» **What the task requires**: Find each line in the entries below that contains the string "BEDROOM" and copy it, treating a match as valid only when the case is identical.

Entries from a data collection:
┏━━

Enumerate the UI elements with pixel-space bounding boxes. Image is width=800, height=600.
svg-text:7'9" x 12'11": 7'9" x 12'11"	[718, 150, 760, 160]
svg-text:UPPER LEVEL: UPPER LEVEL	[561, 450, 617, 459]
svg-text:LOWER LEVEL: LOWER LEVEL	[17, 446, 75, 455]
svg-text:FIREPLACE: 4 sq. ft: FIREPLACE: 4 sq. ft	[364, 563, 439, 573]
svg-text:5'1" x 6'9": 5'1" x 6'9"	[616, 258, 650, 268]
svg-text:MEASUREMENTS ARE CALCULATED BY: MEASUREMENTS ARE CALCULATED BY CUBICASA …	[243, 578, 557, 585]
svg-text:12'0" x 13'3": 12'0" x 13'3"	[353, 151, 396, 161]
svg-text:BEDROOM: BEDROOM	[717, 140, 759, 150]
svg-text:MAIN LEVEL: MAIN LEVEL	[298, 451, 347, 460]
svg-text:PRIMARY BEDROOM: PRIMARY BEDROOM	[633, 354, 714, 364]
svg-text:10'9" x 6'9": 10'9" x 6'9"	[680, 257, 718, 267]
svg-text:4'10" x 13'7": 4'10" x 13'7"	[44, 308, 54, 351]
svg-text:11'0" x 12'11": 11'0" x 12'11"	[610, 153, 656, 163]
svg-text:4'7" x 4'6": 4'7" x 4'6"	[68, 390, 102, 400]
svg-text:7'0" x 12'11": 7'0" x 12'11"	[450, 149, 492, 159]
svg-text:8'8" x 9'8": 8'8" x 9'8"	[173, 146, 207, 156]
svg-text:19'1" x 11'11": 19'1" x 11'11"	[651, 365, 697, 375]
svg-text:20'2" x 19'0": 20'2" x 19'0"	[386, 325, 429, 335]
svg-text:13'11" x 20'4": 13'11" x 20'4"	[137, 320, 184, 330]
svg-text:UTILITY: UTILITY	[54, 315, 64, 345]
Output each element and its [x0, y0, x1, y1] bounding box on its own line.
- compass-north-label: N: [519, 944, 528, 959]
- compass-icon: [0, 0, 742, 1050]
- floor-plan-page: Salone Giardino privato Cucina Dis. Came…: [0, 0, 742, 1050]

┗━━

» **Exercise solution**:
svg-text:BEDROOM: BEDROOM	[717, 140, 759, 150]
svg-text:PRIMARY BEDROOM: PRIMARY BEDROOM	[633, 354, 714, 364]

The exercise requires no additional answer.